WRITTEN PROBLEM —
In the entries below, count each line holding the word "Coffman". Answer with the total alone.

+===+

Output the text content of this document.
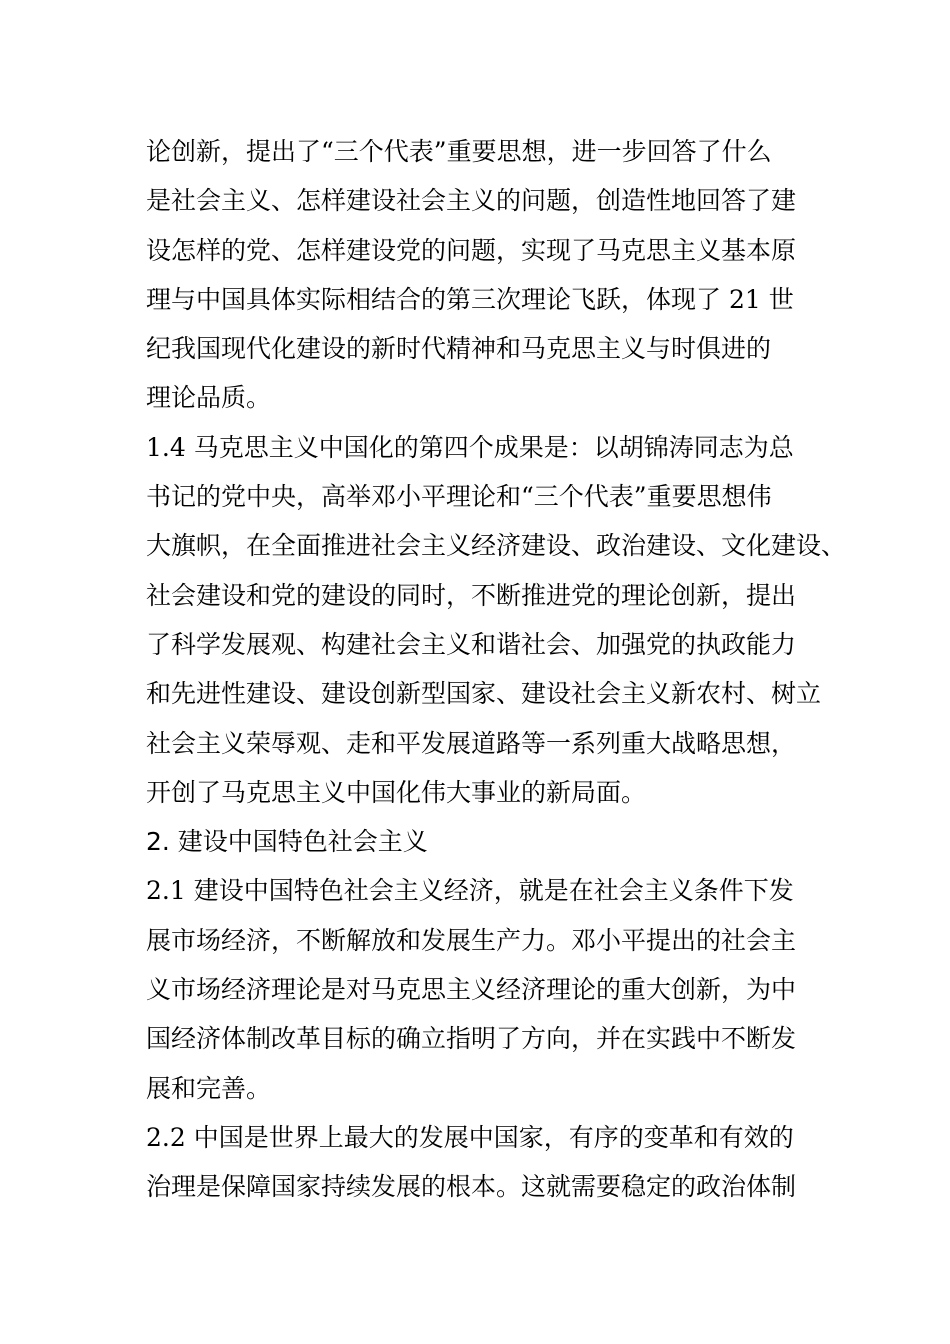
论创新，提出了“三个代表”重要思想，进一步回答了什么
是社会主义、怎样建设社会主义的问题，创造性地回答了建
设怎样的党、怎样建设党的问题，实现了马克思主义基本原
理与中国具体实际相结合的第三次理论飞跃，体现了 21 世
纪我国现代化建设的新时代精神和马克思主义与时俱进的
理论品质。
1.4 马克思主义中国化的第四个成果是：以胡锦涛同志为总
书记的党中央，高举邓小平理论和“三个代表”重要思想伟
大旗帜，在全面推进社会主义经济建设、政治建设、文化建设、
社会建设和党的建设的同时，不断推进党的理论创新，提出
了科学发展观、构建社会主义和谐社会、加强党的执政能力
和先进性建设、建设创新型国家、建设社会主义新农村、树立
社会主义荣辱观、走和平发展道路等一系列重大战略思想，
开创了马克思主义中国化伟大事业的新局面。
2. 建设中国特色社会主义
2.1 建设中国特色社会主义经济，就是在社会主义条件下发
展市场经济，不断解放和发展生产力。邓小平提出的社会主
义市场经济理论是对马克思主义经济理论的重大创新，为中
国经济体制改革目标的确立指明了方向，并在实践中不断发
展和完善。
2.2 中国是世界上最大的发展中国家，有序的变革和有效的
治理是保障国家持续发展的根本。这就需要稳定的政治体制
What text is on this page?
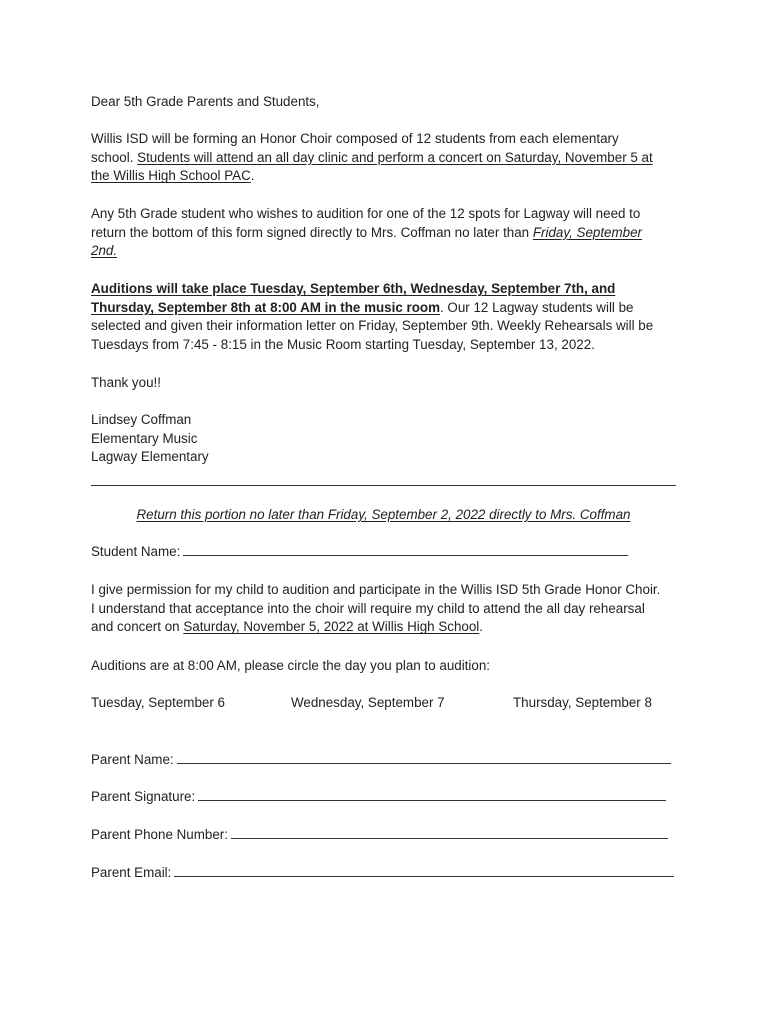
Dear 5th Grade Parents and Students,

Willis ISD will be forming an Honor Choir composed of 12 students from each elementary
school. Students will attend an all day clinic and perform a concert on Saturday, November 5 at
the Willis High School PAC.

Any 5th Grade student who wishes to audition for one of the 12 spots for Lagway will need to
return the bottom of this form signed directly to Mrs. Coffman no later than Friday, September
2nd.

Auditions will take place Tuesday, September 6th, Wednesday, September 7th, and
Thursday, September 8th at 8:00 AM in the music room. Our 12 Lagway students will be
selected and given their information letter on Friday, September 9th. Weekly Rehearsals will be
Tuesdays from 7:45 - 8:15 in the Music Room starting Tuesday, September 13, 2022.

Thank you!!

Lindsey Coffman
Elementary Music
Lagway Elementary

Return this portion no later than Friday, September 2, 2022 directly to Mrs. Coffman
Student Name:

I give permission for my child to audition and participate in the Willis ISD 5th Grade Honor Choir.
I understand that acceptance into the choir will require my child to attend the all day rehearsal
and concert on Saturday, November 5, 2022 at Willis High School.

Auditions are at 8:00 AM, please circle the day you plan to audition:

Tuesday, September 6	Wednesday, September 7	Thursday, September 8
Parent Name:
Parent Signature:
Parent Phone Number:
Parent Email:
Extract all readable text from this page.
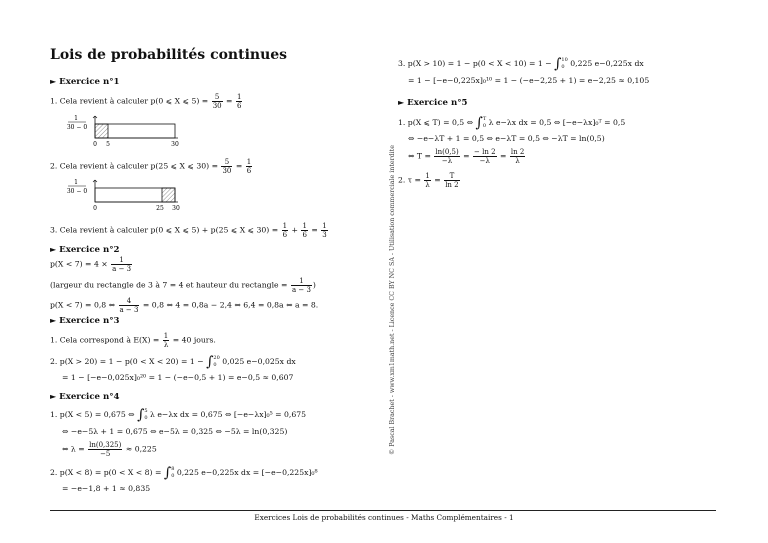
Lois de probabilités continues
► Exercice n°1
1. Cela revient à calculer p(0 ⩽ X ⩽ $5) = \frac{5}{30} = \frac{1}{6}$
1
30 − 0
0 5	30
2. Cela revient à calculer p(25 ⩽ X ⩽ $30) = \frac{5}{30} = \frac{1}{6}$
1
30 − 0
0	25 30
3. Cela revient à calculer p(0 ⩽ X ⩽ 5) + p(25 ⩽ X ⩽ $30) = \frac{1}{6} + \frac{1}{6} = \frac{1}{3}$
► Exercice n°2
$p(X < 7) = 4 \times \frac{1}{a - 3}$
(largeur du rectangle de 3 à 7 = 4 et hauteur du rectangle = $\frac{1}{a - 3}$ )
p(X < 7) = 0,8 ⇔ $\frac{4}{a - 3} = 0,8$ ⇔ 4 = 0,8a − 2,4 ⇔ 6,4 = 0,8a ⇔ a = 8.
► Exercice n°3
1. Cela correspond à $E(X) = \frac{1}{\lambda} = 40$ jours.
2. p(X > 20) = 1 − p(0 < X < 20) = 1 − ∫ 20
0 0,025 e−0,025x dx
= 1 − [−e−0,025x]₀²⁰ = 1 − (−e−0,5 + 1) = e−0,5 ≈ 0,607
► Exercice n°4
1. p(X < 5) = 0,675 ⇔ ∫ 5
0 λ e−λx dx = 0,675 ⇔ [−e−λx]₀⁵ = 0,675
⇔ −e−5λ + 1 = 0,675 ⇔ e−5λ = 0,325 ⇔ −5λ = ln(0,325)
⇔ $\lambda = \frac{\ln(0,325)}{-5} \approx 0,225$
2. p(X < 8) = p(0 < X < 8) = ∫ 8
0 0,225 e−0,225x dx = [−e−0,225x]₀⁸
= −e−1,8 + 1 ≈ 0,835
3. p(X > 10) = 1 − p(0 < X < 10) = 1 − ∫ 10
0 0,225 e−0,225x dx
= 1 − [−e−0,225x]₀¹⁰ = 1 − (−e−2,25 + 1) = e−2,25 ≈ 0,105
► Exercice n°5
1. p(X ⩽ T) = 0,5 ⇔ ∫ T
0 λ e−λx dx = 0,5 ⇔ [−e−λx]₀ᵀ = 0,5
⇔ −e−λT + 1 = 0,5 ⇔ e−λT = 0,5 ⇔ −λT = ln(0,5)
⇔ $T = \frac{\ln(0,5)}{-\lambda} = \frac{- \ln 2}{-\lambda} = \frac{\ln 2}{\lambda}$
2. $\tau = \frac{1}{\lambda} = \frac{T}{\ln 2}$
© Pascal Brachet - www.xm1math.net - Licence CC BY NC SA - Utilisation commerciale interdite
Exercices Lois de probabilités continues - Maths Complémentaires - 1
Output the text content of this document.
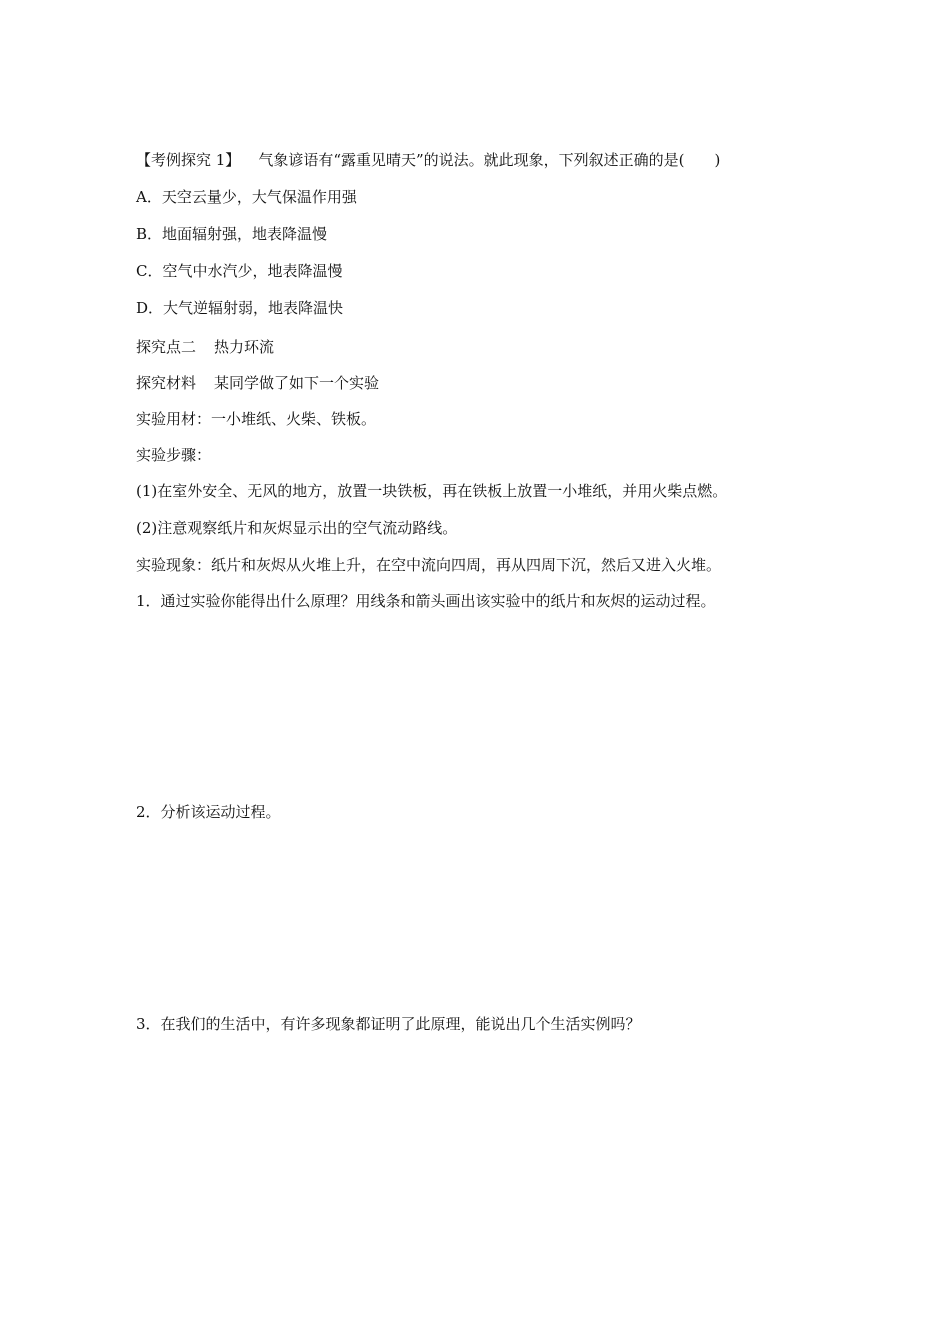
【考例探究 1】 气象谚语有“露重见晴天”的说法。就此现象，下列叙述正确的是(　　)
A．天空云量少，大气保温作用强
B．地面辐射强，地表降温慢
C．空气中水汽少，地表降温慢
D．大气逆辐射弱，地表降温快
探究点二 热力环流
探究材料 某同学做了如下一个实验
实验用材：一小堆纸、火柴、铁板。
实验步骤：
(1)在室外安全、无风的地方，放置一块铁板，再在铁板上放置一小堆纸，并用火柴点燃。
(2)注意观察纸片和灰烬显示出的空气流动路线。
实验现象：纸片和灰烬从火堆上升，在空中流向四周，再从四周下沉，然后又进入火堆。
1．通过实验你能得出什么原理？用线条和箭头画出该实验中的纸片和灰烬的运动过程。
2．分析该运动过程。
3．在我们的生活中，有许多现象都证明了此原理，能说出几个生活实例吗？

+===+

IN RESPONSE —
3